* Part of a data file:
_ _ _ _ _ _ _

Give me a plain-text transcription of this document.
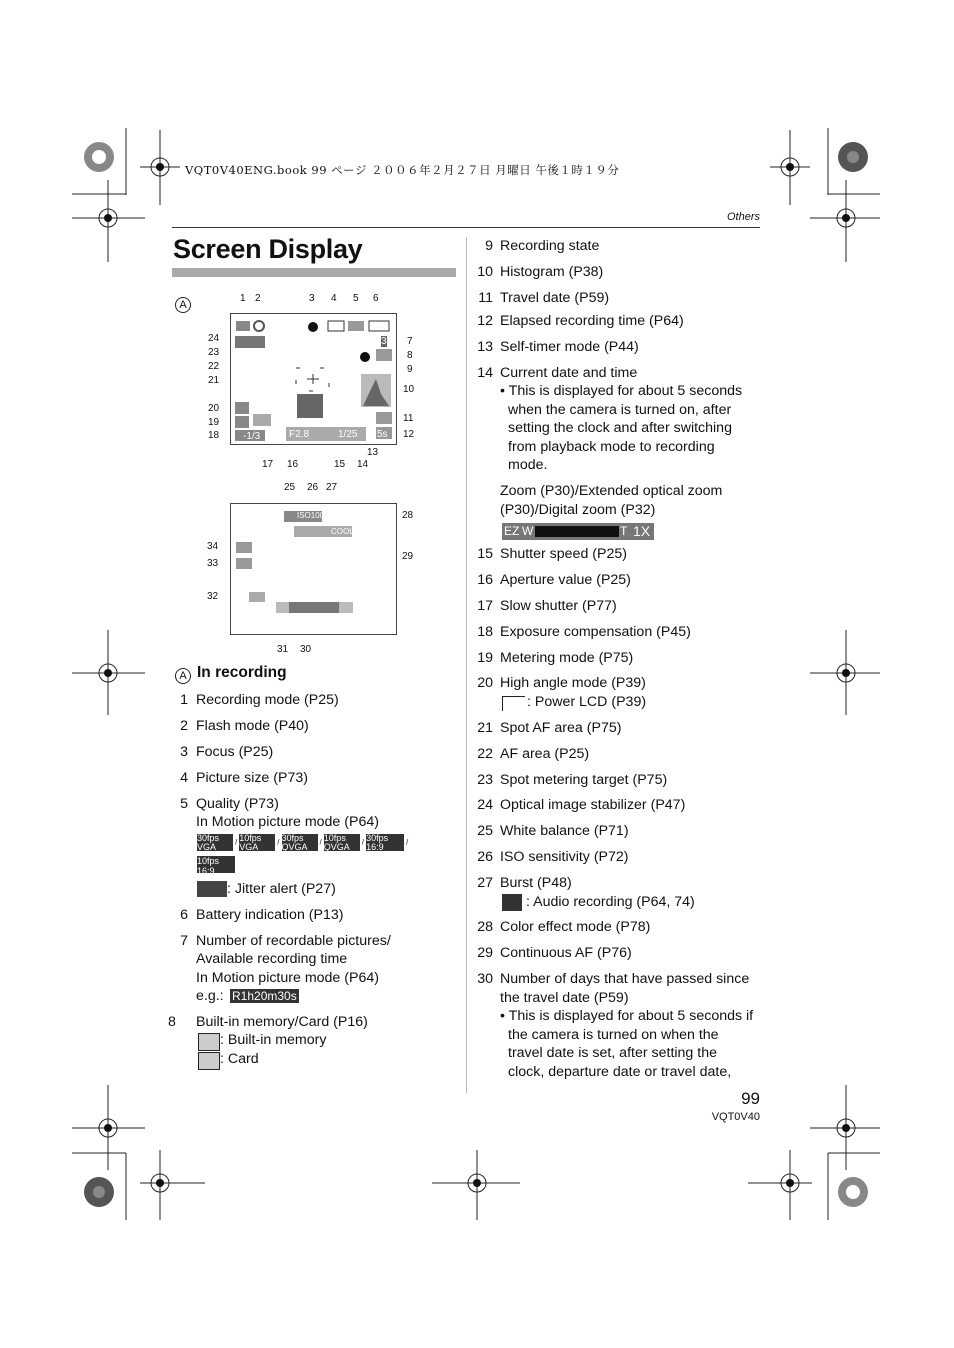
VQT0V40ENG.book 99 ページ ２００６年２月２７日 月曜日 午後１時１９分
Others
Screen Display
A
F2.8	1/25
3
5s
-1/3
1 2	3 4 5 6
7
8
9
10
11
12
24
23
22
21
20
19
18
17 16	15 14
13
ISO100
COOL
25 26 27
28
29
34
33
32
31 30
A In recording
1 Recording mode (P25)
2 Flash mode (P40)
3 Focus (P25)
4 Picture size (P73)
5 Quality (P73)
In Motion picture mode (P64)
30fps VGA / 10fps VGA / 30fps QVGA / 10fps QVGA / 30fps 16:9 /
10fps 16:9
: Jitter alert (P27)
6 Battery indication (P13)
7 Number of recordable pictures/
Available recording time
In Motion picture mode (P64)
e.g.: R1h20m30s
8	Built-in memory/Card (P16)
: Built-in memory
: Card
9 Recording state
10 Histogram (P38)
11 Travel date (P59)
12 Elapsed recording time (P64)
13 Self-timer mode (P44)
14 Current date and time
• This is displayed for about 5 seconds
when the camera is turned on, after
setting the clock and after switching
from playback mode to recording
mode.
Zoom (P30)/Extended optical zoom
(P30)/Digital zoom (P32)
EZ W	T 1X
15 Shutter speed (P25)
16 Aperture value (P25)
17 Slow shutter (P77)
18 Exposure compensation (P45)
19 Metering mode (P75)
20 High angle mode (P39)
: Power LCD (P39)
21 Spot AF area (P75)
22 AF area (P25)
23 Spot metering target (P75)
24 Optical image stabilizer (P47)
25 White balance (P71)
26 ISO sensitivity (P72)
27 Burst (P48)
: Audio recording (P64, 74)
28 Color effect mode (P78)
29 Continuous AF (P76)
30 Number of days that have passed since
the travel date (P59)
• This is displayed for about 5 seconds if
the camera is turned on when the
travel date is set, after setting the
clock, departure date or travel date,
99
VQT0V40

_ _ _ _ _ _ _

* WORK INSTRUCTIONS: Write out the listing word for word, omitting the pictures it holds.

* EXERCISE RESULT:
Give me a plain-text transcription of this document.
VQT0V40ENG.book 99 ページ ２００６年２月２７日 月曜日 午後１時１９分
Others
Screen Display
A
F2.8	1/25
3
5s
-1/3
1 2	3 4 5 6
7
8
9
10
11
12
24
23
22
21
20
19
18
17 16	15 14
13
ISO100
COOL
25 26 27
28
29
34
33
32
31 30
A In recording
1 Recording mode (P25)
2 Flash mode (P40)
3 Focus (P25)
4 Picture size (P73)
5 Quality (P73)
In Motion picture mode (P64)
30fps VGA / 10fps VGA / 30fps QVGA / 10fps QVGA / 30fps 16:9 /
10fps 16:9
: Jitter alert (P27)
6 Battery indication (P13)
7 Number of recordable pictures/
Available recording time
In Motion picture mode (P64)
e.g.: R1h20m30s
8	Built-in memory/Card (P16)
: Built-in memory
: Card
9 Recording state
10 Histogram (P38)
11 Travel date (P59)
12 Elapsed recording time (P64)
13 Self-timer mode (P44)
14 Current date and time
• This is displayed for about 5 seconds
when the camera is turned on, after
setting the clock and after switching
from playback mode to recording
mode.
Zoom (P30)/Extended optical zoom
(P30)/Digital zoom (P32)
EZ W	T 1X
15 Shutter speed (P25)
16 Aperture value (P25)
17 Slow shutter (P77)
18 Exposure compensation (P45)
19 Metering mode (P75)
20 High angle mode (P39)
: Power LCD (P39)
21 Spot AF area (P75)
22 AF area (P25)
23 Spot metering target (P75)
24 Optical image stabilizer (P47)
25 White balance (P71)
26 ISO sensitivity (P72)
27 Burst (P48)
: Audio recording (P64, 74)
28 Color effect mode (P78)
29 Continuous AF (P76)
30 Number of days that have passed since
the travel date (P59)
• This is displayed for about 5 seconds if
the camera is turned on when the
travel date is set, after setting the
clock, departure date or travel date,
99
VQT0V40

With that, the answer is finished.